[Data excerpts]

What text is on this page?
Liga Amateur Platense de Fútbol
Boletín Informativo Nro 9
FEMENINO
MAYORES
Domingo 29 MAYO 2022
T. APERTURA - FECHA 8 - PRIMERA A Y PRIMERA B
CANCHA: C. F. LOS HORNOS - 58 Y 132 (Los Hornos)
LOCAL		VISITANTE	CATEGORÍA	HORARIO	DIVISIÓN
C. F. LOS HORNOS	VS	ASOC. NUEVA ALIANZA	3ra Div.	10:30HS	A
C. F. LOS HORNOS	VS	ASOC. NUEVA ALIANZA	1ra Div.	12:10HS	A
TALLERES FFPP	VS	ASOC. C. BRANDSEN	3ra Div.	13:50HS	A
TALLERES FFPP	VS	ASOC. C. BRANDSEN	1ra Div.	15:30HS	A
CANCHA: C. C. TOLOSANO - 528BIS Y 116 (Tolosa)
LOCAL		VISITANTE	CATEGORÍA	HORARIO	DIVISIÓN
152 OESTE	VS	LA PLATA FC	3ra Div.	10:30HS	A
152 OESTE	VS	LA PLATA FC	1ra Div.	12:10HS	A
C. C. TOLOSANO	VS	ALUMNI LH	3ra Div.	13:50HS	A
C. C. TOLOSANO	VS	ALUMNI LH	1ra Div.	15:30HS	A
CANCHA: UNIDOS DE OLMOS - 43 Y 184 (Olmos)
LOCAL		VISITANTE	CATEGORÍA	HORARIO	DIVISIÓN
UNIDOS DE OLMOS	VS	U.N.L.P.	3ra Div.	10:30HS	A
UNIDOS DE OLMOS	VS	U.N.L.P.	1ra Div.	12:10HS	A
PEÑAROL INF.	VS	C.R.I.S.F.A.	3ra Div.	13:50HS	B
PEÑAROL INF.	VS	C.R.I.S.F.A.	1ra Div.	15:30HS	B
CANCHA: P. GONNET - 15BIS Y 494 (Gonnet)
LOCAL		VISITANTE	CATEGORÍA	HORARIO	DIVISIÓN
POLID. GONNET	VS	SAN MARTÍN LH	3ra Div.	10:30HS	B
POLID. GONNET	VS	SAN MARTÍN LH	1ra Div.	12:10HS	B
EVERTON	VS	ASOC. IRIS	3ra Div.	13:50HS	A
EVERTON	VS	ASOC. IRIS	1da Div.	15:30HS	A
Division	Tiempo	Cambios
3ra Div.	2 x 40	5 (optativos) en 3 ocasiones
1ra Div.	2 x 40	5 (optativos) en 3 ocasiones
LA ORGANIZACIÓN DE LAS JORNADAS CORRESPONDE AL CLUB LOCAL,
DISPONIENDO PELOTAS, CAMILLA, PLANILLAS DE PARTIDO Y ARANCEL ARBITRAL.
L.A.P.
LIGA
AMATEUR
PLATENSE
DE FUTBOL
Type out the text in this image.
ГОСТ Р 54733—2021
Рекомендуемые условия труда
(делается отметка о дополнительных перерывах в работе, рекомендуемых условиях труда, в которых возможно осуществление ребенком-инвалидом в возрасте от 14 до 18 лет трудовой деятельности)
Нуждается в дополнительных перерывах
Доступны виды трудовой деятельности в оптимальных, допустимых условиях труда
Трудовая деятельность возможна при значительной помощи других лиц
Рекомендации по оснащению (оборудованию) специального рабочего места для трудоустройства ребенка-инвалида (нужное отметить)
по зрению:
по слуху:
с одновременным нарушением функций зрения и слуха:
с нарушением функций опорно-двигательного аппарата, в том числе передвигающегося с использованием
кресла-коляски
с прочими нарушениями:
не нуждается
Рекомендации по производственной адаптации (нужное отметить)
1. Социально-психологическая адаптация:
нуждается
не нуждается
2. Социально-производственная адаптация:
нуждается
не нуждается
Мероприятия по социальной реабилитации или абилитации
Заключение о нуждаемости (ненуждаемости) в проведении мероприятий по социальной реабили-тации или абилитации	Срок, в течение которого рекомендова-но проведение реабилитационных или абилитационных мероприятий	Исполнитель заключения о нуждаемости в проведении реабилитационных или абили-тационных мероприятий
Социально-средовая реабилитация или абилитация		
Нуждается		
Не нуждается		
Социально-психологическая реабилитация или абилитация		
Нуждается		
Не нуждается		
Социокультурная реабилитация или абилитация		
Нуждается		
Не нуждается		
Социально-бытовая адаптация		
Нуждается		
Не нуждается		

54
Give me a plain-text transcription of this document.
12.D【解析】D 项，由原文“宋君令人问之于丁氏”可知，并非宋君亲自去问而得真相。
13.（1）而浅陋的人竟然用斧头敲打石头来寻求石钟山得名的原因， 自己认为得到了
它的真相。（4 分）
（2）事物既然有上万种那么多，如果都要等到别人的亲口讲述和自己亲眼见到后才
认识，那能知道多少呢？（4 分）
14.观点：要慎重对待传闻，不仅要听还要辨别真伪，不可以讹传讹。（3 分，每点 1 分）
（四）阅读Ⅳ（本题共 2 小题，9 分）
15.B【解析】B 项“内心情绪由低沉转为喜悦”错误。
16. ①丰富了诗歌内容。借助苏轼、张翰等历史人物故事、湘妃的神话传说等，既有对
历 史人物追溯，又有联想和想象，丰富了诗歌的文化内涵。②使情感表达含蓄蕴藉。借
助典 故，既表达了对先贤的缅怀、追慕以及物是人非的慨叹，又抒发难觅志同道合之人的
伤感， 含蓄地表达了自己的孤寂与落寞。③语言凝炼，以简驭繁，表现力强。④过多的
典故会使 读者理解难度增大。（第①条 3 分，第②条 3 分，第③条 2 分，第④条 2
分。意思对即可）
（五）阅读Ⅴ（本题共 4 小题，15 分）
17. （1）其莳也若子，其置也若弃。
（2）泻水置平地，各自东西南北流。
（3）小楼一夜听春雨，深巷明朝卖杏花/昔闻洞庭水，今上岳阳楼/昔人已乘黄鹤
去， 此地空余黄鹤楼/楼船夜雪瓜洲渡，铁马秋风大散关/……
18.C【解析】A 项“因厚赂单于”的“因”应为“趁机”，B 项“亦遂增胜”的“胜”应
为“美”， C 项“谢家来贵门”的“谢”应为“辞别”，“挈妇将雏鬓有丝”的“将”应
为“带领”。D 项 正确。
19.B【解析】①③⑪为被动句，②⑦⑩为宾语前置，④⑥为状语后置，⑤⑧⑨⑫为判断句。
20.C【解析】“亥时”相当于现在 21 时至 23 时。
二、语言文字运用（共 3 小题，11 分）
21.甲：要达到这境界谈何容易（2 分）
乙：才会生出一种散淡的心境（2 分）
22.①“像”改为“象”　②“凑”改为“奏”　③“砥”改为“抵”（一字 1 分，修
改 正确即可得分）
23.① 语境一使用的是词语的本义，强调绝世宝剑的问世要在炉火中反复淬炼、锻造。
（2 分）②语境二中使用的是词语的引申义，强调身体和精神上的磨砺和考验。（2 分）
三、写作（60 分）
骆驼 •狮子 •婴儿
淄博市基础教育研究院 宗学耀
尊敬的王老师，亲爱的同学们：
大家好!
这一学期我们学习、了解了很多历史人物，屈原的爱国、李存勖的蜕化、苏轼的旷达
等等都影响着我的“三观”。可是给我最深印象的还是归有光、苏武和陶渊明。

> **What is being asked**: Tally the lines holding the string "отметить" and give only the count.

> **Worked solution**: 2